#### Given exercise
Which lines of the records contain "steps"? Collect every one of them.

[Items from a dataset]
----
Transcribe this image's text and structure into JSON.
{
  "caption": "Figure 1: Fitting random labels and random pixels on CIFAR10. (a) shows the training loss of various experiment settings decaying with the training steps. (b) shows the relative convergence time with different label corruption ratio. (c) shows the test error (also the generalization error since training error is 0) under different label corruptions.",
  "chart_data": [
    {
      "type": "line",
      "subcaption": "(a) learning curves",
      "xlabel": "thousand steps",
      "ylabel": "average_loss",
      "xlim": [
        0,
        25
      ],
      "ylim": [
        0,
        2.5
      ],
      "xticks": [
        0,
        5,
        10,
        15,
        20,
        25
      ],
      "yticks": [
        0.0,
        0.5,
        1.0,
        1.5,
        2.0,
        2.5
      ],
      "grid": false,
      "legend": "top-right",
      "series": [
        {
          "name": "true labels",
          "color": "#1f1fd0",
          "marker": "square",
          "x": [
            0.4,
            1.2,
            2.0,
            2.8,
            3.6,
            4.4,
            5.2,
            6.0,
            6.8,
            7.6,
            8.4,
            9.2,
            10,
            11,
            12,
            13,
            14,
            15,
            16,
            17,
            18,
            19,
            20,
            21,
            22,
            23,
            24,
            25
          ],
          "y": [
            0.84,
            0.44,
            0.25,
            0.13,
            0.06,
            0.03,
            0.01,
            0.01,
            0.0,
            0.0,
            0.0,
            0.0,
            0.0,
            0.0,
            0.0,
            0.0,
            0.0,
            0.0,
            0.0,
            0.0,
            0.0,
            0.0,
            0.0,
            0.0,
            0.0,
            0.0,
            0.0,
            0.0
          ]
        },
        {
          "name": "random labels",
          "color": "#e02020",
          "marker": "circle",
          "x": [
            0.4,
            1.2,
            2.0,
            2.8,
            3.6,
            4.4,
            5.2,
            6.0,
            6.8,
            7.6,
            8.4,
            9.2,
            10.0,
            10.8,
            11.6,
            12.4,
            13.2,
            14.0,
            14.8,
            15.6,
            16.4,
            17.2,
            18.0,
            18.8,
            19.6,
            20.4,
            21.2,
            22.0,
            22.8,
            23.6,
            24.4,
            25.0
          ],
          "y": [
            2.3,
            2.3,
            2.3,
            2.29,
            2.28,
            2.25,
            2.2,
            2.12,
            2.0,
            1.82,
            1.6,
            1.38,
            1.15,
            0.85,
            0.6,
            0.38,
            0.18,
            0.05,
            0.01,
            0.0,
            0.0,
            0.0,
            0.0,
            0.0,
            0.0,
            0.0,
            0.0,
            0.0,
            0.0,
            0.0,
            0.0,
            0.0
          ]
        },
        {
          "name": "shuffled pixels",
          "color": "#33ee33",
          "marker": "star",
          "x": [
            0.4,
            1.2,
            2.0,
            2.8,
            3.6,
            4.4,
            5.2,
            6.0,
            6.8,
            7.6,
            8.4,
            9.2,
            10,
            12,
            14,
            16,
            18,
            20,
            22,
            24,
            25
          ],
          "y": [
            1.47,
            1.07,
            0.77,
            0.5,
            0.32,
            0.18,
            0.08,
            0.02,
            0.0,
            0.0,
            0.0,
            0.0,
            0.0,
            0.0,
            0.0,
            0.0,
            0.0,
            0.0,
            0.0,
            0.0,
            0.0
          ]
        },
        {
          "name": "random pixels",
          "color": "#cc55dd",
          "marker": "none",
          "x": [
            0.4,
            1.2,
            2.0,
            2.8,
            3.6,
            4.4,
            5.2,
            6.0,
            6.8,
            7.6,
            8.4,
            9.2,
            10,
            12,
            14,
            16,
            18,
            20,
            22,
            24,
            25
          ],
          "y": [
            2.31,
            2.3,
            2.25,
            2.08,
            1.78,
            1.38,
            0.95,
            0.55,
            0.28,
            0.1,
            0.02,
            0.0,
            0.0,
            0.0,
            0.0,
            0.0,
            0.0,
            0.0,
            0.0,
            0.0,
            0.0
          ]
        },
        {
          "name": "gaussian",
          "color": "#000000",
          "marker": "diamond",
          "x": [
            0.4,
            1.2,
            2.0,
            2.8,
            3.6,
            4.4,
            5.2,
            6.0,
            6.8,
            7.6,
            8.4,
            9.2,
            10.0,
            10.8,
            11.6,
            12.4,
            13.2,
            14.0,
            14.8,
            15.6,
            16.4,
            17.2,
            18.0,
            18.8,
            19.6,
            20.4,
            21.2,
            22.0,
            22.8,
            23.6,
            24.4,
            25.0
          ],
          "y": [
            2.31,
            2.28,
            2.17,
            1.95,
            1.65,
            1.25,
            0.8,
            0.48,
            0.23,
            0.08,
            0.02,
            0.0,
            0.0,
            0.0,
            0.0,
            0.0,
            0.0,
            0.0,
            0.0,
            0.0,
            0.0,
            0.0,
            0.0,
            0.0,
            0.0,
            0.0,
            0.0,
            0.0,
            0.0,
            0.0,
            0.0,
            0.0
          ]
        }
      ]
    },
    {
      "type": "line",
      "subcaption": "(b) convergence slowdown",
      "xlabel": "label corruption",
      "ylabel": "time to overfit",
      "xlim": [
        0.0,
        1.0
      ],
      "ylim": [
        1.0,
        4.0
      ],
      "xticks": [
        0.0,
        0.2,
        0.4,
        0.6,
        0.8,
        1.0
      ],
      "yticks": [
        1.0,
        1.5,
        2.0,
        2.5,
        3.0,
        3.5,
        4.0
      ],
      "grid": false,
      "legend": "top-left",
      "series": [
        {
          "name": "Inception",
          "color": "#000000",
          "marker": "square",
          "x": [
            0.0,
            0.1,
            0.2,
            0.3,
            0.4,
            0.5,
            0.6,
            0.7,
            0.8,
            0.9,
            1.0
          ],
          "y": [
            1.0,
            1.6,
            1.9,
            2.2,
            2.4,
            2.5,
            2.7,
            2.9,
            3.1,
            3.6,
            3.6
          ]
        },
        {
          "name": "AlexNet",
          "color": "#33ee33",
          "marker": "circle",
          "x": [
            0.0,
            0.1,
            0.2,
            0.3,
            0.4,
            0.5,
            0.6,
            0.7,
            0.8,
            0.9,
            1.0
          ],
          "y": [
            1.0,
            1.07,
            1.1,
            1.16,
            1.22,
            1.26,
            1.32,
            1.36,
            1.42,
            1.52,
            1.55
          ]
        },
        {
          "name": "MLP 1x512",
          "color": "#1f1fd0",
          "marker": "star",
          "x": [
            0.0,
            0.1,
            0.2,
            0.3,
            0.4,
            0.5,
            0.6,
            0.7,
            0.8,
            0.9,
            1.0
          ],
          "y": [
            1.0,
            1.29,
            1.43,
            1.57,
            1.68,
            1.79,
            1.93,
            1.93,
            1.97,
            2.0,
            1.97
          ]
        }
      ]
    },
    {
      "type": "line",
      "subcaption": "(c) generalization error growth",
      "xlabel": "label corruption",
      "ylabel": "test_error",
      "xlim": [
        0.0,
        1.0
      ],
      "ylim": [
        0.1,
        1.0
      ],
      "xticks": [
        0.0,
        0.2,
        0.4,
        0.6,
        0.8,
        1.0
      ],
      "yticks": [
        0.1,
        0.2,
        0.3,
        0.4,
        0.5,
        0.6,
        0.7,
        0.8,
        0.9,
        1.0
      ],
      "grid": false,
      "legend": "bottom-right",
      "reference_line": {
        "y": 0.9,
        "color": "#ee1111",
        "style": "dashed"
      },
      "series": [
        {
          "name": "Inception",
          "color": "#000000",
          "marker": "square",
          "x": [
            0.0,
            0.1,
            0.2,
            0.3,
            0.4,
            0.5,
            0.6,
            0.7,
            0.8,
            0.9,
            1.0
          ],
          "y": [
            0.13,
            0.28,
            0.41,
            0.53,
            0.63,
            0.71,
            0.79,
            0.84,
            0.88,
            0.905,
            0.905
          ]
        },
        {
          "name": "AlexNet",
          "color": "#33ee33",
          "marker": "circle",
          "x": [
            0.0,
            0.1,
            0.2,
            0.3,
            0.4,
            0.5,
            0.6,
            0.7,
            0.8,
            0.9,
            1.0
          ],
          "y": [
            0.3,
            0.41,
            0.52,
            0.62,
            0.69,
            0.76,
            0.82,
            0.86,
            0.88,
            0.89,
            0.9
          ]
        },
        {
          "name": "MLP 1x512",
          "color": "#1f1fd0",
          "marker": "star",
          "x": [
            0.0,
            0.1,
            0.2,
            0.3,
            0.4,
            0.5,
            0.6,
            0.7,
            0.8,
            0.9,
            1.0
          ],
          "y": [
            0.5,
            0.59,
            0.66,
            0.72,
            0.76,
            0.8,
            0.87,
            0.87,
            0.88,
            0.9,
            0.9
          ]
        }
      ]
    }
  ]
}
----
#### Exercise output
  "caption": "Figure 1: Fitting random labels and random pixels on CIFAR10. (a) shows the training loss of various experiment settings decaying with the training steps. (b) shows the relative convergence time with different label corruption ratio. (c) shows the test error (also the generalization error since training error is 0) under different label corruptions.",
      "xlabel": "thousand steps",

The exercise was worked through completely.